----- GIVEN DATA

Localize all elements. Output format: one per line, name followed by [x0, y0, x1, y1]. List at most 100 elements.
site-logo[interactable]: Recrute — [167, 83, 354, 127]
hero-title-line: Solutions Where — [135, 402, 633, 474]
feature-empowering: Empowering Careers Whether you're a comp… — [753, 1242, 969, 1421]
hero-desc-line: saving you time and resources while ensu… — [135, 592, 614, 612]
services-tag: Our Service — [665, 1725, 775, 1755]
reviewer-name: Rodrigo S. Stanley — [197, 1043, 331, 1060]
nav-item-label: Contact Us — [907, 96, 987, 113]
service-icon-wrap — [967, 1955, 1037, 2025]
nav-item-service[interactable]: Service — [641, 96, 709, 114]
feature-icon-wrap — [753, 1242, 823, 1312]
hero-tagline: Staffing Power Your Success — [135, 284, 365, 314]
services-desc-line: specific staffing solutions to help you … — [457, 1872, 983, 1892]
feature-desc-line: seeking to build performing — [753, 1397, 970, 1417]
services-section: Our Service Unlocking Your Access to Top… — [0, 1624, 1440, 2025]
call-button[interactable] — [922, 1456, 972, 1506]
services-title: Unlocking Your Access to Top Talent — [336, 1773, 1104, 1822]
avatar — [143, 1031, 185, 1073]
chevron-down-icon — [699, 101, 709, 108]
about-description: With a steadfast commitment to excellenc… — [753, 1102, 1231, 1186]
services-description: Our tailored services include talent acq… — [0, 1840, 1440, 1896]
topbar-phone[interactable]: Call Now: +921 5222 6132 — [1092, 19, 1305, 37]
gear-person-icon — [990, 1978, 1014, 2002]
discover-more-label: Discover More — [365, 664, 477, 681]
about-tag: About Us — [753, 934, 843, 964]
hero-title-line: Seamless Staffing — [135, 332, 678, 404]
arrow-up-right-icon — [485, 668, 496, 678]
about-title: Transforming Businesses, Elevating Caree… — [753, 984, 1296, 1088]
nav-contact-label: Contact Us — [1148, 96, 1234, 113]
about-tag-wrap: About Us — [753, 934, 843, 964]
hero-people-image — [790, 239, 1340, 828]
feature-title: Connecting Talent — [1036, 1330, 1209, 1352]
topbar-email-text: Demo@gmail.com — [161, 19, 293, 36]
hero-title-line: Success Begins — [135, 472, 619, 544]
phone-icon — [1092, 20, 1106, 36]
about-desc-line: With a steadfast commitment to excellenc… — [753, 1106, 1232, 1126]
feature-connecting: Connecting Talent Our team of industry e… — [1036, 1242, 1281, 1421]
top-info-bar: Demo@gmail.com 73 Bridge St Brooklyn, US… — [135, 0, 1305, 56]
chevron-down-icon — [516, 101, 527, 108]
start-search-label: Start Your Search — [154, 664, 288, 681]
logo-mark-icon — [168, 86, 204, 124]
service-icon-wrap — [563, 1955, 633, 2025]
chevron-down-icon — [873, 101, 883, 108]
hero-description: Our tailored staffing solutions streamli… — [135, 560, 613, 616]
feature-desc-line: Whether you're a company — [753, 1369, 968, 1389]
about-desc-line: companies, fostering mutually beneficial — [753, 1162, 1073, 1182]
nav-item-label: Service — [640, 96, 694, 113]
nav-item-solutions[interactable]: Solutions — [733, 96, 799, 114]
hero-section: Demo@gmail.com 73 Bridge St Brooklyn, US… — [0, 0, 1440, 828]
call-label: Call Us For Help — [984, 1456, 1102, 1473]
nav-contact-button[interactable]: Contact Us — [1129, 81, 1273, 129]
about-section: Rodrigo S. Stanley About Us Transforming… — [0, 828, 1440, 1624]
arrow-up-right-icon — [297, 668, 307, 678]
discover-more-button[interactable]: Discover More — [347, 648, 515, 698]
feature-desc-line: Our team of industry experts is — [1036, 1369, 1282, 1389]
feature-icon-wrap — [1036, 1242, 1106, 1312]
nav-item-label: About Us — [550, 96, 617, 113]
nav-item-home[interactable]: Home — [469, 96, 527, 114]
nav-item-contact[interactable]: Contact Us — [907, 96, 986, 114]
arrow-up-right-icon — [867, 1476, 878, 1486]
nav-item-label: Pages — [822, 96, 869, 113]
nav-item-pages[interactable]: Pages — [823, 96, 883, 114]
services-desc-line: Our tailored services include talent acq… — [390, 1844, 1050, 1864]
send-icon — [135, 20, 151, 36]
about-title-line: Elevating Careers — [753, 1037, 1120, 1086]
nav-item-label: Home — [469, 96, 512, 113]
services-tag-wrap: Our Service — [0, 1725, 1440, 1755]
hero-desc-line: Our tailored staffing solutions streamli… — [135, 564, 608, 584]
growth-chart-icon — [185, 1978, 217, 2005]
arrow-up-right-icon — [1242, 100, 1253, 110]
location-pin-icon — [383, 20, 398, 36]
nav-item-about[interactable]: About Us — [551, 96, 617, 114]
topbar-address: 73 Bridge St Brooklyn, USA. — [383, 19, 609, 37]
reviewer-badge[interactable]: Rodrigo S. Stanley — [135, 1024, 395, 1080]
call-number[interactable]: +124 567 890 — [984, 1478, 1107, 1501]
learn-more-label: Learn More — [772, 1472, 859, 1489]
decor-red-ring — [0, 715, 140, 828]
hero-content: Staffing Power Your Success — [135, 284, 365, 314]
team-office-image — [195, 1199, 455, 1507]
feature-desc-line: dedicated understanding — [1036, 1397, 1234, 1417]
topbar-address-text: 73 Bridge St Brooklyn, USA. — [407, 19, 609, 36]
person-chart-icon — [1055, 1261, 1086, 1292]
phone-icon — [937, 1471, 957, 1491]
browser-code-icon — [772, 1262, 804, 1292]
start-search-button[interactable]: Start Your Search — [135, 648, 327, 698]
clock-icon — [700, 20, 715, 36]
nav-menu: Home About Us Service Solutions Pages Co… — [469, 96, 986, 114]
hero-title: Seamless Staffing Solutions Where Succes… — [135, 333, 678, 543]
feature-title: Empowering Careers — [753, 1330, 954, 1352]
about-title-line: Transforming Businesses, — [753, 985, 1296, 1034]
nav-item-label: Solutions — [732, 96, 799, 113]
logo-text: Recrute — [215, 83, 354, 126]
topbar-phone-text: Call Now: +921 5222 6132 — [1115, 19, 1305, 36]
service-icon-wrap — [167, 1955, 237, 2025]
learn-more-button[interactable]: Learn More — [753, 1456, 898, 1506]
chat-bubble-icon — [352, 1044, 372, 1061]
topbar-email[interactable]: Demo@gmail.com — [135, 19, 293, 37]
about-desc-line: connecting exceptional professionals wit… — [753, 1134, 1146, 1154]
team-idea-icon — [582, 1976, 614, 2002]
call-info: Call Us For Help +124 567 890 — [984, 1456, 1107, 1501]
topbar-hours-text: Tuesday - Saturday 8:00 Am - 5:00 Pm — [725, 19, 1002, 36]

----------

Render the lines from the start of the rows through the line containing "call-button[interactable] — [922, 1456, 972, 1506]" as a Markdown table with columns No. and Text, numbering each line and skipping blank lines.

| No. | Text |
|---|---|
| 1 | Localize all elements. Output format: one per line, name followed by [x0, y0, x1, y1]. List at most 100 elements. |
| 2 | site-logo[interactable]: Recrute — [167, 83, 354, 127] |
| 3 | hero-title-line: Solutions Where — [135, 402, 633, 474] |
| 4 | feature-empowering: Empowering Careers Whether you're a comp… — [753, 1242, 969, 1421] |
| 5 | hero-desc-line: saving you time and resources while ensu… — [135, 592, 614, 612] |
| 6 | services-tag: Our Service — [665, 1725, 775, 1755] |
| 7 | reviewer-name: Rodrigo S. Stanley — [197, 1043, 331, 1060] |
| 8 | nav-item-label: Contact Us — [907, 96, 987, 113] |
| 9 | service-icon-wrap — [967, 1955, 1037, 2025] |
| 10 | nav-item-service[interactable]: Service — [641, 96, 709, 114] |
| 11 | feature-icon-wrap — [753, 1242, 823, 1312] |
| 12 | hero-tagline: Staffing Power Your Success — [135, 284, 365, 314] |
| 13 | services-desc-line: specific staffing solutions to help you … — [457, 1872, 983, 1892] |
| 14 | feature-desc-line: seeking to build performing — [753, 1397, 970, 1417] |
| 15 | services-section: Our Service Unlocking Your Access to Top… — [0, 1624, 1440, 2025] |
| 16 | call-button[interactable] — [922, 1456, 972, 1506] |